DIRECTIONS
Below are records to repeat exactly. Omit the pictures from the copy.

------ INFORMATION PROVIDED

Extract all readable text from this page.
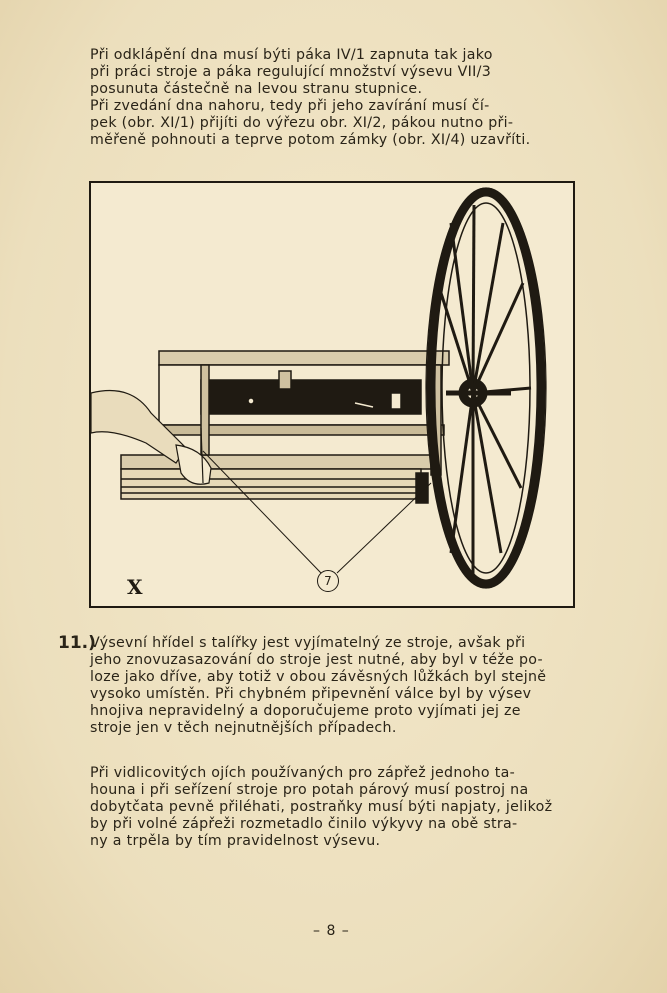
Při odklápění dna musí býti páka IV/1 zapnuta tak jako
při práci stroje a páka regulující množství výsevu VII/3
posunuta částečně na levou stranu stupnice.

Při zvedání dna nahoru, tedy při jeho zavírání musí čí-
pek (obr. XI/1) přijíti do výřezu obr. XI/2, pákou nutno při-
měřeně pohnouti a teprve potom zámky (obr. XI/4) uzavříti.

X	7
11.)

Výsevní hřídel s talířky jest vyjímatelný ze stroje, avšak při
jeho znovuzasazování do stroje jest nutné, aby byl v téže po-
loze jako dříve, aby totiž v obou závěsných lůžkách byl stejně
vysoko umístěn. Při chybném připevnění válce byl by výsev
hnojiva nepravidelný a doporučujeme proto vyjímati jej ze
stroje jen v těch nejnutnějších případech.

Při vidlicovitých ojích používaných pro zápřež jednoho ta-
houna i při seřízení stroje pro potah párový musí postroj na
dobytčata pevně přiléhati, postraňky musí býti napjaty, jelikož
by při volné zápřeži rozmetadlo činilo výkyvy na obě stra-
ny a trpěla by tím pravidelnost výsevu.

– 8 –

------------

SOLUTION FOR THIS EXERCISE
Extract all readable text from this page.
Při odklápění dna musí býti páka IV/1 zapnuta tak jako
při práci stroje a páka regulující množství výsevu VII/3
posunuta částečně na levou stranu stupnice.

Při zvedání dna nahoru, tedy při jeho zavírání musí čí-
pek (obr. XI/1) přijíti do výřezu obr. XI/2, pákou nutno při-
měřeně pohnouti a teprve potom zámky (obr. XI/4) uzavříti.

X	7
11.)

Výsevní hřídel s talířky jest vyjímatelný ze stroje, avšak při
jeho znovuzasazování do stroje jest nutné, aby byl v téže po-
loze jako dříve, aby totiž v obou závěsných lůžkách byl stejně
vysoko umístěn. Při chybném připevnění válce byl by výsev
hnojiva nepravidelný a doporučujeme proto vyjímati jej ze
stroje jen v těch nejnutnějších případech.

Při vidlicovitých ojích používaných pro zápřež jednoho ta-
houna i při seřízení stroje pro potah párový musí postroj na
dobytčata pevně přiléhati, postraňky musí býti napjaty, jelikož
by při volné zápřeži rozmetadlo činilo výkyvy na obě stra-
ny a trpěla by tím pravidelnost výsevu.

– 8 –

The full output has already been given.